[Begin EXTRACTED MATERIAL]

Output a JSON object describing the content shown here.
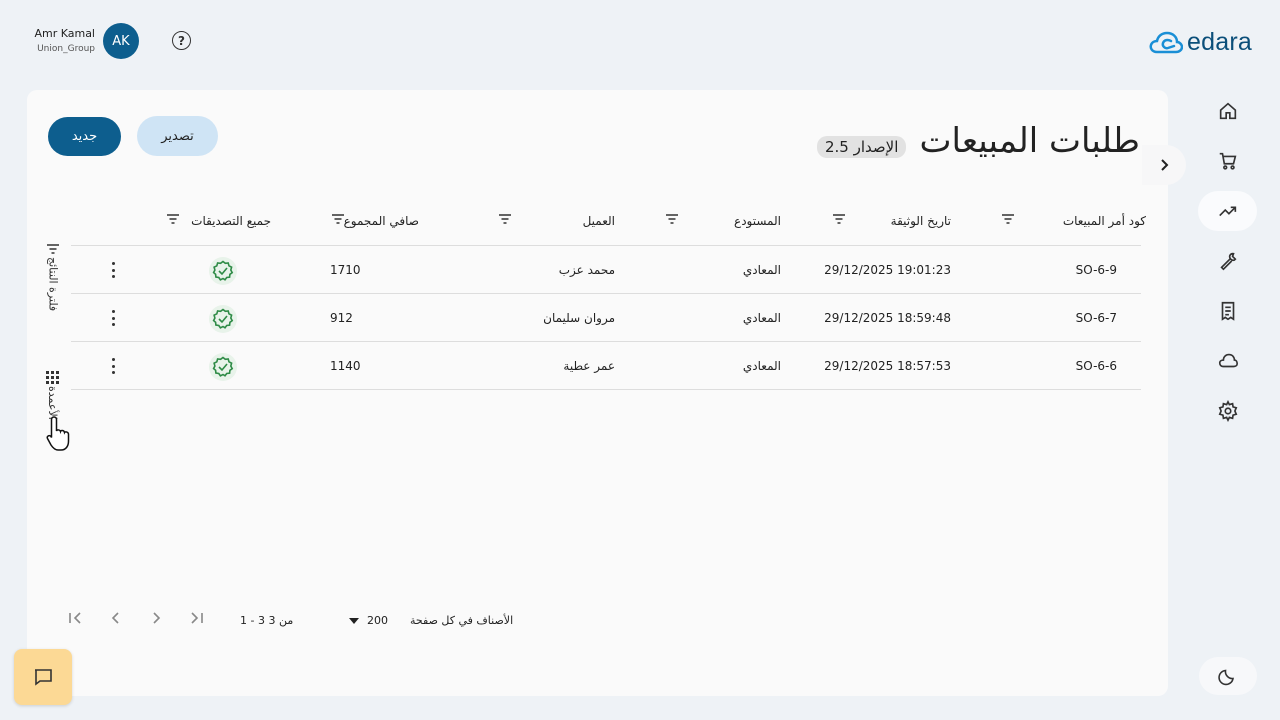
{
  "header": {
    "user_name": "Amr Kamal",
    "user_org": "Union_Group",
    "avatar_initials": "AK",
    "help_label": "?",
    "logo_text": "edara"
  },
  "nav": {
    "items": [
      {
        "icon": "home-icon"
      },
      {
        "icon": "cart-icon"
      },
      {
        "icon": "trending-up-icon",
        "active": true
      },
      {
        "icon": "wrench-icon"
      },
      {
        "icon": "receipt-icon"
      },
      {
        "icon": "cloud-icon"
      },
      {
        "icon": "gear-icon"
      }
    ]
  },
  "page": {
    "title": "طلبات المبيعات",
    "version": "الإصدار 2.5",
    "new_button": "جديد",
    "export_button": "تصدير",
    "side_filter_label": "فلترة النتائج",
    "side_columns_label": "الأعمدة"
  },
  "table": {
    "columns": [
      {
        "label": "كود أمر المبيعات"
      },
      {
        "label": "تاريخ الوثيقة"
      },
      {
        "label": "المستودع"
      },
      {
        "label": "العميل"
      },
      {
        "label": "صافي المجموع"
      },
      {
        "label": "جميع التصديقات"
      }
    ],
    "rows": [
      {
        "code": "SO-6-9",
        "date": "29/12/2025 19:01:23",
        "warehouse": "المعادي",
        "customer": "محمد عزب",
        "net_total": "1710"
      },
      {
        "code": "SO-6-7",
        "date": "29/12/2025 18:59:48",
        "warehouse": "المعادي",
        "customer": "مروان سليمان",
        "net_total": "912"
      },
      {
        "code": "SO-6-6",
        "date": "29/12/2025 18:57:53",
        "warehouse": "المعادي",
        "customer": "عمر عطية",
        "net_total": "1140"
      }
    ]
  },
  "pagination": {
    "items_per_page_label": "الأصناف في كل صفحة",
    "page_size": "200",
    "range_text": "1 - 3 من 3"
  },
  "colors": {
    "primary": "#0d5e8e",
    "export_bg": "#cfe4f5",
    "chat_bg": "#fcd995",
    "approval_green": "#2e8b46"
  }
}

[End EXTRACTED MATERIAL]

**SHORT PROBLEM**
Find each line holding the word "customer" and copy it.

**TASK OUTPUT**
        "customer": "محمد عزب",
        "customer": "مروان سليمان",
        "customer": "عمر عطية",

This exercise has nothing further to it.